Retype every entry in its entirety, without alteration.
● ● ●
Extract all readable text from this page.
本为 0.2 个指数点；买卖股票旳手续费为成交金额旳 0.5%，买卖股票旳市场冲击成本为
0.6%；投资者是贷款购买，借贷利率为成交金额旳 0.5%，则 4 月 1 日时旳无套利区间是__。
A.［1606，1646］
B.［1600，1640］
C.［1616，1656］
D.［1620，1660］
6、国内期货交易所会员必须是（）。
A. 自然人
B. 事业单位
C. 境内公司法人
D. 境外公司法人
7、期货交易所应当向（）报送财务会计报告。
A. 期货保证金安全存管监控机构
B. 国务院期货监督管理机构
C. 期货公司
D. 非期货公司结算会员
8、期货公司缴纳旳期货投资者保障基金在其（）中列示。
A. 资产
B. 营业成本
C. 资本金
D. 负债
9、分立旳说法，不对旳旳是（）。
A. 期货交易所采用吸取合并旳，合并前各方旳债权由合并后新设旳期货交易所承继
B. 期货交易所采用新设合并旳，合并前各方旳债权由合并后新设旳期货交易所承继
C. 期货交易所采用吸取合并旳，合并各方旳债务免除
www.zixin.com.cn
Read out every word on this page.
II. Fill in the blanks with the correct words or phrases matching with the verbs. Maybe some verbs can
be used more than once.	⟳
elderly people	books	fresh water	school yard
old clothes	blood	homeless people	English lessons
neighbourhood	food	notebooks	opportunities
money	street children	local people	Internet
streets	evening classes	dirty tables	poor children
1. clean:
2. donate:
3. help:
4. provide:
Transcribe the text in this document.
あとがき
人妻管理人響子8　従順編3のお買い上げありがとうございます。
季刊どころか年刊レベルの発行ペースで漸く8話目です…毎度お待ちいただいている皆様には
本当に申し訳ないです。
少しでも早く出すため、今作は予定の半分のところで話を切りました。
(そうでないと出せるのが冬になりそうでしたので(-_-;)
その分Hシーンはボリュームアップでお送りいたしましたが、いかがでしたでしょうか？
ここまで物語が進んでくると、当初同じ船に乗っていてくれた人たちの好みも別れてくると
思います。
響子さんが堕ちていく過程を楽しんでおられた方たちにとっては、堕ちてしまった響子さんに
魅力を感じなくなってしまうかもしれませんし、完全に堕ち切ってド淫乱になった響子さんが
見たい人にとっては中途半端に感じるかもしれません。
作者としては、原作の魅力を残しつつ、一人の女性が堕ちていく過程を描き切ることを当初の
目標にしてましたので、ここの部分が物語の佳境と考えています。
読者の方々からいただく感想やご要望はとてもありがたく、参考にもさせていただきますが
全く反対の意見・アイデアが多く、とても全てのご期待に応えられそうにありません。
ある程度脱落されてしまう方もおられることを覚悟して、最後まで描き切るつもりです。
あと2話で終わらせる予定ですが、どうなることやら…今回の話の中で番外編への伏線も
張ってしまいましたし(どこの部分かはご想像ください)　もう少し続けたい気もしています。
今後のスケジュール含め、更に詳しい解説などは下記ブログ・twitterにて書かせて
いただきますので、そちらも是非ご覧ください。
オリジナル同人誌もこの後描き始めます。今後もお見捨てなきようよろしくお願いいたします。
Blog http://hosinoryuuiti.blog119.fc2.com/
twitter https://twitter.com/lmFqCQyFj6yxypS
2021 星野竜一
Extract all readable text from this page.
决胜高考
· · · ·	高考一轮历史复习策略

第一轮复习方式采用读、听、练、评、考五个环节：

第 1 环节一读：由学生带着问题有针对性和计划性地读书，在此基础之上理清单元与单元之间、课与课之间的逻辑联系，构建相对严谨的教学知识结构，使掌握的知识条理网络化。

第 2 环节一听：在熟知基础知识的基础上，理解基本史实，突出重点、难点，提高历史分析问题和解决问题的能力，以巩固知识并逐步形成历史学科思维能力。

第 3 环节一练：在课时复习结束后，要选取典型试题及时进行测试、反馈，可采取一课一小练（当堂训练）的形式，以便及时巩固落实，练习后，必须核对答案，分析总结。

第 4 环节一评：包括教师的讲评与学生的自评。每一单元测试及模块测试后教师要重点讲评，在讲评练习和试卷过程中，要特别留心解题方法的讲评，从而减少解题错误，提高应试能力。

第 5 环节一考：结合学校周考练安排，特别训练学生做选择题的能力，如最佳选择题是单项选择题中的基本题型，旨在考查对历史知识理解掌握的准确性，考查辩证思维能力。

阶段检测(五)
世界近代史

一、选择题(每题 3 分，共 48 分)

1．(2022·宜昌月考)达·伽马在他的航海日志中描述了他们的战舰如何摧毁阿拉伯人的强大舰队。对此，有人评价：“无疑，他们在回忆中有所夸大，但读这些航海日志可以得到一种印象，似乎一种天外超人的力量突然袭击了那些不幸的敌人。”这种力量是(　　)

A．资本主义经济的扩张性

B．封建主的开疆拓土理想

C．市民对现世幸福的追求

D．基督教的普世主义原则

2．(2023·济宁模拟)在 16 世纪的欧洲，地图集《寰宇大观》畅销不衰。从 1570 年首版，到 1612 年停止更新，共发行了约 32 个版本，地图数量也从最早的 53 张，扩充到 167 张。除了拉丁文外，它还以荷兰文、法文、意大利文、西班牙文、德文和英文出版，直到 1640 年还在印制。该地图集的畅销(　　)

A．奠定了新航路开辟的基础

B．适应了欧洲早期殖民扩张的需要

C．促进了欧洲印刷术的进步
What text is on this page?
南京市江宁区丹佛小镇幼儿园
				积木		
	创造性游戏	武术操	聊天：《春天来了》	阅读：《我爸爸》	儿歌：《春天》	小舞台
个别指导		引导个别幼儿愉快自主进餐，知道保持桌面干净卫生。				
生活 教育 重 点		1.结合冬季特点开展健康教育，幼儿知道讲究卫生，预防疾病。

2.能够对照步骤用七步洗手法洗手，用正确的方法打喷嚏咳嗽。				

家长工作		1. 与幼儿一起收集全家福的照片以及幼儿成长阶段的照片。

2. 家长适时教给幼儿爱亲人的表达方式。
● ● ●
◆ **Task solution**:
Extract all readable text from this page.
本为 0.2 个指数点；买卖股票旳手续费为成交金额旳 0.5%，买卖股票旳市场冲击成本为
0.6%；投资者是贷款购买，借贷利率为成交金额旳 0.5%，则 4 月 1 日时旳无套利区间是__。
A.［1606，1646］
B.［1600，1640］
C.［1616，1656］
D.［1620，1660］
6、国内期货交易所会员必须是（）。
A. 自然人
B. 事业单位
C. 境内公司法人
D. 境外公司法人
7、期货交易所应当向（）报送财务会计报告。
A. 期货保证金安全存管监控机构
B. 国务院期货监督管理机构
C. 期货公司
D. 非期货公司结算会员
8、期货公司缴纳旳期货投资者保障基金在其（）中列示。
A. 资产
B. 营业成本
C. 资本金
D. 负债
9、分立旳说法，不对旳旳是（）。
A. 期货交易所采用吸取合并旳，合并前各方旳债权由合并后新设旳期货交易所承继
B. 期货交易所采用新设合并旳，合并前各方旳债权由合并后新设旳期货交易所承继
C. 期货交易所采用吸取合并旳，合并各方旳债务免除
www.zixin.com.cn
Read out every word on this page.
II. Fill in the blanks with the correct words or phrases matching with the verbs. Maybe some verbs can
be used more than once.	⟳
elderly people	books	fresh water	school yard
old clothes	blood	homeless people	English lessons
neighbourhood	food	notebooks	opportunities
money	street children	local people	Internet
streets	evening classes	dirty tables	poor children
1. clean:
2. donate:
3. help:
4. provide:
Transcribe the text in this document.
あとがき
人妻管理人響子8　従順編3のお買い上げありがとうございます。
季刊どころか年刊レベルの発行ペースで漸く8話目です…毎度お待ちいただいている皆様には
本当に申し訳ないです。
少しでも早く出すため、今作は予定の半分のところで話を切りました。
(そうでないと出せるのが冬になりそうでしたので(-_-;)
その分Hシーンはボリュームアップでお送りいたしましたが、いかがでしたでしょうか？
ここまで物語が進んでくると、当初同じ船に乗っていてくれた人たちの好みも別れてくると
思います。
響子さんが堕ちていく過程を楽しんでおられた方たちにとっては、堕ちてしまった響子さんに
魅力を感じなくなってしまうかもしれませんし、完全に堕ち切ってド淫乱になった響子さんが
見たい人にとっては中途半端に感じるかもしれません。
作者としては、原作の魅力を残しつつ、一人の女性が堕ちていく過程を描き切ることを当初の
目標にしてましたので、ここの部分が物語の佳境と考えています。
読者の方々からいただく感想やご要望はとてもありがたく、参考にもさせていただきますが
全く反対の意見・アイデアが多く、とても全てのご期待に応えられそうにありません。
ある程度脱落されてしまう方もおられることを覚悟して、最後まで描き切るつもりです。
あと2話で終わらせる予定ですが、どうなることやら…今回の話の中で番外編への伏線も
張ってしまいましたし(どこの部分かはご想像ください)　もう少し続けたい気もしています。
今後のスケジュール含め、更に詳しい解説などは下記ブログ・twitterにて書かせて
いただきますので、そちらも是非ご覧ください。
オリジナル同人誌もこの後描き始めます。今後もお見捨てなきようよろしくお願いいたします。
Blog http://hosinoryuuiti.blog119.fc2.com/
twitter https://twitter.com/lmFqCQyFj6yxypS
2021 星野竜一
Extract all readable text from this page.
决胜高考
· · · ·	高考一轮历史复习策略

第一轮复习方式采用读、听、练、评、考五个环节：

第 1 环节一读：由学生带着问题有针对性和计划性地读书，在此基础之上理清单元与单元之间、课与课之间的逻辑联系，构建相对严谨的教学知识结构，使掌握的知识条理网络化。

第 2 环节一听：在熟知基础知识的基础上，理解基本史实，突出重点、难点，提高历史分析问题和解决问题的能力，以巩固知识并逐步形成历史学科思维能力。

第 3 环节一练：在课时复习结束后，要选取典型试题及时进行测试、反馈，可采取一课一小练（当堂训练）的形式，以便及时巩固落实，练习后，必须核对答案，分析总结。

第 4 环节一评：包括教师的讲评与学生的自评。每一单元测试及模块测试后教师要重点讲评，在讲评练习和试卷过程中，要特别留心解题方法的讲评，从而减少解题错误，提高应试能力。

第 5 环节一考：结合学校周考练安排，特别训练学生做选择题的能力，如最佳选择题是单项选择题中的基本题型，旨在考查对历史知识理解掌握的准确性，考查辩证思维能力。

阶段检测(五)
世界近代史

一、选择题(每题 3 分，共 48 分)

1．(2022·宜昌月考)达·伽马在他的航海日志中描述了他们的战舰如何摧毁阿拉伯人的强大舰队。对此，有人评价：“无疑，他们在回忆中有所夸大，但读这些航海日志可以得到一种印象，似乎一种天外超人的力量突然袭击了那些不幸的敌人。”这种力量是(　　)

A．资本主义经济的扩张性

B．封建主的开疆拓土理想

C．市民对现世幸福的追求

D．基督教的普世主义原则

2．(2023·济宁模拟)在 16 世纪的欧洲，地图集《寰宇大观》畅销不衰。从 1570 年首版，到 1612 年停止更新，共发行了约 32 个版本，地图数量也从最早的 53 张，扩充到 167 张。除了拉丁文外，它还以荷兰文、法文、意大利文、西班牙文、德文和英文出版，直到 1640 年还在印制。该地图集的畅销(　　)

A．奠定了新航路开辟的基础

B．适应了欧洲早期殖民扩张的需要

C．促进了欧洲印刷术的进步
What text is on this page?
南京市江宁区丹佛小镇幼儿园
				积木		
	创造性游戏	武术操	聊天：《春天来了》	阅读：《我爸爸》	儿歌：《春天》	小舞台
个别指导		引导个别幼儿愉快自主进餐，知道保持桌面干净卫生。				
生活 教育 重 点		1.结合冬季特点开展健康教育，幼儿知道讲究卫生，预防疾病。

2.能够对照步骤用七步洗手法洗手，用正确的方法打喷嚏咳嗽。				

家长工作		1. 与幼儿一起收集全家福的照片以及幼儿成长阶段的照片。

2. 家长适时教给幼儿爱亲人的表达方式。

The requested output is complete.